From the entries below, report how many lines contain the string "link". Give only that number.

Data lines

────

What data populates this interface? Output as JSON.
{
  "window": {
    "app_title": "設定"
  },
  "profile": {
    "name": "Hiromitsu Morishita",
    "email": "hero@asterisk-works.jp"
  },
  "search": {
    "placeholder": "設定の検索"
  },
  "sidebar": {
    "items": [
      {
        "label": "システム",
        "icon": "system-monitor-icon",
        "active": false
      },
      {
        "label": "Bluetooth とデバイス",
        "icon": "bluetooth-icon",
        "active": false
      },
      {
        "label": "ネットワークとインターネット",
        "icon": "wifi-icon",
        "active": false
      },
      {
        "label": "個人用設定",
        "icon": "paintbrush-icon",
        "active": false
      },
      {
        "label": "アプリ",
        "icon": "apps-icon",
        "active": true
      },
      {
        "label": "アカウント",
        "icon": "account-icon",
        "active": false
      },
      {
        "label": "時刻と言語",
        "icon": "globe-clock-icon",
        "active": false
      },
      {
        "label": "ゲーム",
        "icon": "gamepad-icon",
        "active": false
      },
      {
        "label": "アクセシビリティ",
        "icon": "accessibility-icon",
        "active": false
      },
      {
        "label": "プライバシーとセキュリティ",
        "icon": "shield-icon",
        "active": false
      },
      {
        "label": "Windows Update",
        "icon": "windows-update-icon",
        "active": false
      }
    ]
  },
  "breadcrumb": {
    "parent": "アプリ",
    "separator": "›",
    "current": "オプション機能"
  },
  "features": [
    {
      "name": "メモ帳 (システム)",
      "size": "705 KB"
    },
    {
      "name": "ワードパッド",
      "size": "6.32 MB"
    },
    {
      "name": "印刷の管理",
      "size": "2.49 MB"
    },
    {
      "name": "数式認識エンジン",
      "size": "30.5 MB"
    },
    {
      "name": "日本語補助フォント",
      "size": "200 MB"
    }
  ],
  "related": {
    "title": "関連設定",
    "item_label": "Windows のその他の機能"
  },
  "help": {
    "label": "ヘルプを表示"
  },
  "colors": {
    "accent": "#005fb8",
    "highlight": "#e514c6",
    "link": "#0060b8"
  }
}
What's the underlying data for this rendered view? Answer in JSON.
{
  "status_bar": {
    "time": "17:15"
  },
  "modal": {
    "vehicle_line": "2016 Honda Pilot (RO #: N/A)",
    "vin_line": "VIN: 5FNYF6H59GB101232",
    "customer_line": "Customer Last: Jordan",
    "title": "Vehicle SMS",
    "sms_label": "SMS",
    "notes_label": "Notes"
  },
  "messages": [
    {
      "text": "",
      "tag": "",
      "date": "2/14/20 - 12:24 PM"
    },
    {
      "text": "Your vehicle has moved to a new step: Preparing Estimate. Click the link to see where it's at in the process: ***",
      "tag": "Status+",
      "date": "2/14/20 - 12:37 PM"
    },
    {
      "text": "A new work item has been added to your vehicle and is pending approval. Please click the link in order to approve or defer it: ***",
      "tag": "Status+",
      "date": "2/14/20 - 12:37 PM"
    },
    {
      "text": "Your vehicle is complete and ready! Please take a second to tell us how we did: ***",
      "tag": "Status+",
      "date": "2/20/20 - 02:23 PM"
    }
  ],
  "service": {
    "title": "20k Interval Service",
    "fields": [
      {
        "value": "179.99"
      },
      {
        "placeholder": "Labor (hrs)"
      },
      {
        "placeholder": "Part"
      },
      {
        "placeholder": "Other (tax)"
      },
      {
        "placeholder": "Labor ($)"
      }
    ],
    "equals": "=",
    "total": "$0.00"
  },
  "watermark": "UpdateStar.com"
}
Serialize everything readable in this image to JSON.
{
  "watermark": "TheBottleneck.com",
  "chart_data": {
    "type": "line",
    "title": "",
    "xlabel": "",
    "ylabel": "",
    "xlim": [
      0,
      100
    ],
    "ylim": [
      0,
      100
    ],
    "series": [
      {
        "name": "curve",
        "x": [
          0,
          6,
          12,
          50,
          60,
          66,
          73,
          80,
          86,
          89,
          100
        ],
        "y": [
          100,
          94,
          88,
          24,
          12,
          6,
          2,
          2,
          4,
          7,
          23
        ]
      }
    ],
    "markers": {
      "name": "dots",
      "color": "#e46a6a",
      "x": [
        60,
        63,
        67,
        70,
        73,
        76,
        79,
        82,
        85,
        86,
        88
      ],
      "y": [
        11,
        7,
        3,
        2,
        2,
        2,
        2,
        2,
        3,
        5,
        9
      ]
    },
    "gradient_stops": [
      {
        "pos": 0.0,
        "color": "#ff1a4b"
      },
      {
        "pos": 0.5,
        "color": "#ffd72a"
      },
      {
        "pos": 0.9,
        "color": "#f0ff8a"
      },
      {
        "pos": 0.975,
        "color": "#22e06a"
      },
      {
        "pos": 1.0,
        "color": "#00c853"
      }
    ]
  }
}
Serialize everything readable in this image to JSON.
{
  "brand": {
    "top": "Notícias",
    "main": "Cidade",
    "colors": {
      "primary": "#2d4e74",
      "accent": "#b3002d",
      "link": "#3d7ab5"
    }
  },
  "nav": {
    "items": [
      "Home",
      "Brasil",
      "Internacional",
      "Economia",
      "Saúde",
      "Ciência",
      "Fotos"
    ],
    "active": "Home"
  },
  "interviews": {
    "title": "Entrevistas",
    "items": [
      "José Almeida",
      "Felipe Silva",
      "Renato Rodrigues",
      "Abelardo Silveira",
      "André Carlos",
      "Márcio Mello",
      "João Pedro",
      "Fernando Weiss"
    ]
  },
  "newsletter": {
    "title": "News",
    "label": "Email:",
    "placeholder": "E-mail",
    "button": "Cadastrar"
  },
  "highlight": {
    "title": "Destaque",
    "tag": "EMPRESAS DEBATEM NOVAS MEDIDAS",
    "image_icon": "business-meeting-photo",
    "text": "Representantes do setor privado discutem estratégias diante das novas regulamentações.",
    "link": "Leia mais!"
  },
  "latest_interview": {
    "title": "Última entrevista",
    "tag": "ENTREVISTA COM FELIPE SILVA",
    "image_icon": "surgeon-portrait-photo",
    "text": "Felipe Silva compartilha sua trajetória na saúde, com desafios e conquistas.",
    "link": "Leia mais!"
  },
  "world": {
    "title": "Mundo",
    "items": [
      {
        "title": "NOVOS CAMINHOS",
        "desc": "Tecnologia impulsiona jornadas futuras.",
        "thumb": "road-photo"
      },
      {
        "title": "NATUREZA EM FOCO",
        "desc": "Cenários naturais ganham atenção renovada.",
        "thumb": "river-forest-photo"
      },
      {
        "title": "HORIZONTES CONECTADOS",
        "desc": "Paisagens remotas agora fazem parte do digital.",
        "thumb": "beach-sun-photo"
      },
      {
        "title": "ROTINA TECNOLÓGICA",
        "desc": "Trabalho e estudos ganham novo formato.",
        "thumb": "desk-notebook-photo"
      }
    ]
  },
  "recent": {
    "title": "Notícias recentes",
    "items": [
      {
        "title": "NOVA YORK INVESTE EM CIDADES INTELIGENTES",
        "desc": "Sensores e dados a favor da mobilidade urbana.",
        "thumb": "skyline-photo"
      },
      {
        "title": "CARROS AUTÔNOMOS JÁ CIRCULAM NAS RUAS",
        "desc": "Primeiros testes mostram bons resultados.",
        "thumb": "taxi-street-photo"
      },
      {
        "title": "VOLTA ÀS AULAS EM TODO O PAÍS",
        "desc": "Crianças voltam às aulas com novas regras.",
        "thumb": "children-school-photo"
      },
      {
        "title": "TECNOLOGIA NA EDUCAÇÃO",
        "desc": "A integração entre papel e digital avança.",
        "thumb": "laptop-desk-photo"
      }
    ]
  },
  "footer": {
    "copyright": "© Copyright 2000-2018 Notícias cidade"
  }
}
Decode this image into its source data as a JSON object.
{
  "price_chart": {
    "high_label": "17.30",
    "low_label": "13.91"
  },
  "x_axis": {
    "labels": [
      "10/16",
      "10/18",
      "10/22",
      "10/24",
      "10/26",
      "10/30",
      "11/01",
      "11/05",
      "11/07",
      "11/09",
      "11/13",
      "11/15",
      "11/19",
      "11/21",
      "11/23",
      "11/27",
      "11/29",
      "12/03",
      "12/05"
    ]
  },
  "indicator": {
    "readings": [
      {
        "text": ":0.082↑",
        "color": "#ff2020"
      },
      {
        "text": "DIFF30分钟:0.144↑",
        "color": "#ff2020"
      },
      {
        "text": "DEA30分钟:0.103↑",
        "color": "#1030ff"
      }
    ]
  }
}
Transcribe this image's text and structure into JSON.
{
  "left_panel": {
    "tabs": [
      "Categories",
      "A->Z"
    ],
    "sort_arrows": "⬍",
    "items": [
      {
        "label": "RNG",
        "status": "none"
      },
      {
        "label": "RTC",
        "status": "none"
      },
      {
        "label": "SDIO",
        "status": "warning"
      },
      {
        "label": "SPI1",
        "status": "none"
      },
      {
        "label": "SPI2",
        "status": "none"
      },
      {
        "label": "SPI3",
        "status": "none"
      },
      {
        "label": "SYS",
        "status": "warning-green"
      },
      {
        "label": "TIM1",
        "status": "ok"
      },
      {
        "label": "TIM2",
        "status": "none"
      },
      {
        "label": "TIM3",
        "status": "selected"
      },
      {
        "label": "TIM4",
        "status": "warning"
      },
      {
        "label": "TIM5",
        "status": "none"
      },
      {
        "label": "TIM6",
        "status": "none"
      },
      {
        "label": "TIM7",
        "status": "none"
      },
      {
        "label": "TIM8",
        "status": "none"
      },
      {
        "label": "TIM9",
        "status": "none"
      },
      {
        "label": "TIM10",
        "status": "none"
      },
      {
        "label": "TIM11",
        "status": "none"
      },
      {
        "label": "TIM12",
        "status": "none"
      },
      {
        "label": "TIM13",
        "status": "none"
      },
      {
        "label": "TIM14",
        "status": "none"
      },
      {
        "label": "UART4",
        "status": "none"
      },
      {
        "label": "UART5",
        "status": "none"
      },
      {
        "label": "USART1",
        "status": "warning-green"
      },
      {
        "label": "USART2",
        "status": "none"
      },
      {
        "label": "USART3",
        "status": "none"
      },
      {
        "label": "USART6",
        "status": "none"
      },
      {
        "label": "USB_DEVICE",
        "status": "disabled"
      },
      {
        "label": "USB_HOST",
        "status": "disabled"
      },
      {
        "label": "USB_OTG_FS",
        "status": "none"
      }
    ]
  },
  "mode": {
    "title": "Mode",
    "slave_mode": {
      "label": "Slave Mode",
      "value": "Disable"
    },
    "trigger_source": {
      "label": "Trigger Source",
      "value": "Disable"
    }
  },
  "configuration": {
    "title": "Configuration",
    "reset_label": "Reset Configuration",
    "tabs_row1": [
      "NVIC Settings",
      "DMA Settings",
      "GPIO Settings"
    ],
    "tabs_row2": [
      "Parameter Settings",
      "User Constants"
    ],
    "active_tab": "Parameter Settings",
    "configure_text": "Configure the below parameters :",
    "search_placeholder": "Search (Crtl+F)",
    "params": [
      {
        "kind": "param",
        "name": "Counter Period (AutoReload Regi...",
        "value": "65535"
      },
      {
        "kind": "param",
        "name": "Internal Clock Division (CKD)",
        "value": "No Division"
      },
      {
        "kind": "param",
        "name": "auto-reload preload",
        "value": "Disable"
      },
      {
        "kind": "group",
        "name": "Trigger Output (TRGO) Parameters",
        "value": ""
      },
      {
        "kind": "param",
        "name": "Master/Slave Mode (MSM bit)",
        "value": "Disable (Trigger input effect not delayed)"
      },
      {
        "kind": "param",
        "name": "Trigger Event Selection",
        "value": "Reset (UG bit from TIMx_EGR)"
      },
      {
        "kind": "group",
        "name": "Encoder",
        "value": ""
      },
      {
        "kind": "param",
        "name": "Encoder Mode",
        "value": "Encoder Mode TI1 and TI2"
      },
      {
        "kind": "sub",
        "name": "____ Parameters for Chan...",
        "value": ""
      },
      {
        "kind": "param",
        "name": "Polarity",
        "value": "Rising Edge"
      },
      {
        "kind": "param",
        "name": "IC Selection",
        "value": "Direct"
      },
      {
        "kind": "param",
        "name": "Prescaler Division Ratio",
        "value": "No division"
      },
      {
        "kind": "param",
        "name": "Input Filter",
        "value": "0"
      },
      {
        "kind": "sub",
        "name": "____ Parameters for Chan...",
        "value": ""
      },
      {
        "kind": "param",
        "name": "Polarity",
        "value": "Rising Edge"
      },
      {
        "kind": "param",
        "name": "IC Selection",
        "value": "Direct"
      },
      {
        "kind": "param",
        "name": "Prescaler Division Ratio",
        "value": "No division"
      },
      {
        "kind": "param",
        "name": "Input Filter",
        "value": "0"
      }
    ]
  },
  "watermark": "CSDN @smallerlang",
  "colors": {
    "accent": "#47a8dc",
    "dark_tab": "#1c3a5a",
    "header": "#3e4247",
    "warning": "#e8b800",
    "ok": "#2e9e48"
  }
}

────

Answer for the task
6